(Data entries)

*****

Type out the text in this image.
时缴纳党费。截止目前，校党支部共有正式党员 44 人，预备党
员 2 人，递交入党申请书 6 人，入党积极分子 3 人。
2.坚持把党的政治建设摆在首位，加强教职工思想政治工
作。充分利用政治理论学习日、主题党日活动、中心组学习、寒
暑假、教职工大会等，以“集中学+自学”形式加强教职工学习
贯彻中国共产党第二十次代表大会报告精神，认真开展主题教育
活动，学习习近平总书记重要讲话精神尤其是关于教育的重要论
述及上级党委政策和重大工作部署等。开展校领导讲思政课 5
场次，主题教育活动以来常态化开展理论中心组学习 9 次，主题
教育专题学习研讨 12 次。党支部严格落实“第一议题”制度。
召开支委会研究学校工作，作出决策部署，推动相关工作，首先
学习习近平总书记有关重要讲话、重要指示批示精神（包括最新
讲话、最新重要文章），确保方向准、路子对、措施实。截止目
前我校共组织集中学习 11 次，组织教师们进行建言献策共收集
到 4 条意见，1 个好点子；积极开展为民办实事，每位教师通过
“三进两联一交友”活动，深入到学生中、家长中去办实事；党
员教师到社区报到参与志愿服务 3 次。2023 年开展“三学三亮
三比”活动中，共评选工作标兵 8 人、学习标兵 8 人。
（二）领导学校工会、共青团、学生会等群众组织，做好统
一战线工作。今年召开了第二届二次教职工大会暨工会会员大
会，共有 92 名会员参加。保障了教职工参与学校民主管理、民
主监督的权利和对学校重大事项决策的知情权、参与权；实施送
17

*****

**Short task**.
Print every record exactly as it was given.

**Task solution**.
Type out the text in this image.
时缴纳党费。截止目前，校党支部共有正式党员 44 人，预备党
员 2 人，递交入党申请书 6 人，入党积极分子 3 人。
2.坚持把党的政治建设摆在首位，加强教职工思想政治工
作。充分利用政治理论学习日、主题党日活动、中心组学习、寒
暑假、教职工大会等，以“集中学+自学”形式加强教职工学习
贯彻中国共产党第二十次代表大会报告精神，认真开展主题教育
活动，学习习近平总书记重要讲话精神尤其是关于教育的重要论
述及上级党委政策和重大工作部署等。开展校领导讲思政课 5
场次，主题教育活动以来常态化开展理论中心组学习 9 次，主题
教育专题学习研讨 12 次。党支部严格落实“第一议题”制度。
召开支委会研究学校工作，作出决策部署，推动相关工作，首先
学习习近平总书记有关重要讲话、重要指示批示精神（包括最新
讲话、最新重要文章），确保方向准、路子对、措施实。截止目
前我校共组织集中学习 11 次，组织教师们进行建言献策共收集
到 4 条意见，1 个好点子；积极开展为民办实事，每位教师通过
“三进两联一交友”活动，深入到学生中、家长中去办实事；党
员教师到社区报到参与志愿服务 3 次。2023 年开展“三学三亮
三比”活动中，共评选工作标兵 8 人、学习标兵 8 人。
（二）领导学校工会、共青团、学生会等群众组织，做好统
一战线工作。今年召开了第二届二次教职工大会暨工会会员大
会，共有 92 名会员参加。保障了教职工参与学校民主管理、民
主监督的权利和对学校重大事项决策的知情权、参与权；实施送
17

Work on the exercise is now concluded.